Problem description: Scan the lines below for the string "Terre" and copy every one that has it.

Given records:
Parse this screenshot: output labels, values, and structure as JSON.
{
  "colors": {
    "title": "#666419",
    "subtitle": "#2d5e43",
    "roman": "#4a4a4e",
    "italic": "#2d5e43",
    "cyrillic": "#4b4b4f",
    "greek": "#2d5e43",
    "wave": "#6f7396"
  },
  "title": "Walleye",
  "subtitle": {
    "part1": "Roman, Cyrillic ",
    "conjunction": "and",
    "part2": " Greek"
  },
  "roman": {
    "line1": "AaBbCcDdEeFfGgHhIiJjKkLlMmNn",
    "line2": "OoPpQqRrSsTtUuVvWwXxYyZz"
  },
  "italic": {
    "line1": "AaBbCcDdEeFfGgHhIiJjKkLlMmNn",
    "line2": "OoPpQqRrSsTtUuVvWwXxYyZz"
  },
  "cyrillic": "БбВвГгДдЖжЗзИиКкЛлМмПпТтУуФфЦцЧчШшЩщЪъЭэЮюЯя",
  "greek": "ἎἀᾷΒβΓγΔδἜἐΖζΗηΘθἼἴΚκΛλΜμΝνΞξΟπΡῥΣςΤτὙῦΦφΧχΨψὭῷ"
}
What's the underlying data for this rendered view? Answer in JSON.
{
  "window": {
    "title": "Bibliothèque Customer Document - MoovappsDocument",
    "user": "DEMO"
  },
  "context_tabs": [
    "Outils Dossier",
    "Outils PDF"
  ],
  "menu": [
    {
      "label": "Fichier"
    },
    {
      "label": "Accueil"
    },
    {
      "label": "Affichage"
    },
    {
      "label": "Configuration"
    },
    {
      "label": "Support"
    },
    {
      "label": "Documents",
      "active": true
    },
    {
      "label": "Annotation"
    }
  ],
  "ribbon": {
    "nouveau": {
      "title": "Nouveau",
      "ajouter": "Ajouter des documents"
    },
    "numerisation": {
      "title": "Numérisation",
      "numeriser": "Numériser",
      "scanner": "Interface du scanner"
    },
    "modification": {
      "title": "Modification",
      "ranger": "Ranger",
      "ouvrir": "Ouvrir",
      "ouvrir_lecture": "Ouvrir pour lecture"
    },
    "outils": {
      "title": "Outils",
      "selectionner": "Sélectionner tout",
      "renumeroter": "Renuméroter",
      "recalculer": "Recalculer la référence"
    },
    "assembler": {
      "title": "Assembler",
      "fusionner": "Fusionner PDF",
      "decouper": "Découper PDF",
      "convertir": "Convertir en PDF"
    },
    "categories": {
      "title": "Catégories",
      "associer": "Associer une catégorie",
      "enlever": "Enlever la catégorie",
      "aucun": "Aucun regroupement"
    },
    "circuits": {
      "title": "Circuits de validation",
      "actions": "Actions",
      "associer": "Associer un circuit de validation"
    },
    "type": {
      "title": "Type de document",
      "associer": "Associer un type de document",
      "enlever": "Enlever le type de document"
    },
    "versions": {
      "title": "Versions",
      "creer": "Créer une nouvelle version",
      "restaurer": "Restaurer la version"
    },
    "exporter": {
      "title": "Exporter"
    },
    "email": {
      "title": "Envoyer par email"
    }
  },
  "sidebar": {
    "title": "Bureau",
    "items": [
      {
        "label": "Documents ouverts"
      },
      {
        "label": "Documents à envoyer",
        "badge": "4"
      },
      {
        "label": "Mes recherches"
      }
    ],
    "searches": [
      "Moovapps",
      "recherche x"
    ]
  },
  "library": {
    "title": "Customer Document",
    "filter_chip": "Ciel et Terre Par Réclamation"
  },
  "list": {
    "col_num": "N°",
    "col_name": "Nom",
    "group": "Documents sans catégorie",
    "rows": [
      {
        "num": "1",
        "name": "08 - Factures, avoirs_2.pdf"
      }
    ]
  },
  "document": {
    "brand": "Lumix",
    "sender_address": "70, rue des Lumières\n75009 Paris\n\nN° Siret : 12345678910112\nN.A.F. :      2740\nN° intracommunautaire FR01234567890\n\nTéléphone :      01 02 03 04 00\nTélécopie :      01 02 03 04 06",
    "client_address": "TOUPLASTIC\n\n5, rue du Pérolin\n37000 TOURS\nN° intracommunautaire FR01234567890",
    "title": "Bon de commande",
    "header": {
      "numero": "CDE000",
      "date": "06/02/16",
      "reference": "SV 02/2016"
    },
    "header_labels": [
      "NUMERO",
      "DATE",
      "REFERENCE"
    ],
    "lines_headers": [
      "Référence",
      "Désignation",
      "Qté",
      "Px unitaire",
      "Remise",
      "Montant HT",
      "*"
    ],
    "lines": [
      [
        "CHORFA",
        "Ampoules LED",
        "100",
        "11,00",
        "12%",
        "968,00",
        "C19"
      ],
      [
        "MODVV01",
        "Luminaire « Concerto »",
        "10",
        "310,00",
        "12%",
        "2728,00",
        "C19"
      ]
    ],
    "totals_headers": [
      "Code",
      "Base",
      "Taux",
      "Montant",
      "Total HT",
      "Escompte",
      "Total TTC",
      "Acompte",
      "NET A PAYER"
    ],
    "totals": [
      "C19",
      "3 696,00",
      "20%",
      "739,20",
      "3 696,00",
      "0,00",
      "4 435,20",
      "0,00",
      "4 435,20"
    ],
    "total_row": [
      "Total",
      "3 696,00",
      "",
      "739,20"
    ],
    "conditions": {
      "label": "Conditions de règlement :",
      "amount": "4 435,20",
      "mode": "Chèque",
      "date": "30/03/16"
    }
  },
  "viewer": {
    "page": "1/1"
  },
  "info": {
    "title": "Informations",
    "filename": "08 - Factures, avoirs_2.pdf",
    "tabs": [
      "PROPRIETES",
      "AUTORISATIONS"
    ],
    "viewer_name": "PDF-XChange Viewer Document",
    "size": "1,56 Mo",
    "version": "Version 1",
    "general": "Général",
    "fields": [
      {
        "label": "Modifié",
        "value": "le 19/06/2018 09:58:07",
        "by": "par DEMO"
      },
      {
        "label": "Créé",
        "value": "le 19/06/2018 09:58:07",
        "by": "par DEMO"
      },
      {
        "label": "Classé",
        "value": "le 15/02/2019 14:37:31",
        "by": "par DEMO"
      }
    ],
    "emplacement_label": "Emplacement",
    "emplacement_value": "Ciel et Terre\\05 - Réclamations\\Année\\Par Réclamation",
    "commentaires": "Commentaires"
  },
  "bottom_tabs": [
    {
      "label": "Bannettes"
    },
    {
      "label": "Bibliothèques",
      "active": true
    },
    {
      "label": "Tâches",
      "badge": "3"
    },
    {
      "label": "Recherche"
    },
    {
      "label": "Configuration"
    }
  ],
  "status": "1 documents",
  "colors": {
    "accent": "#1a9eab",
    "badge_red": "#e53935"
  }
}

Answer:
    "filter_chip": "Ciel et Terre Par Réclamation"
    "emplacement_value": "Ciel et Terre\\05 - Réclamations\\Année\\Par Réclamation",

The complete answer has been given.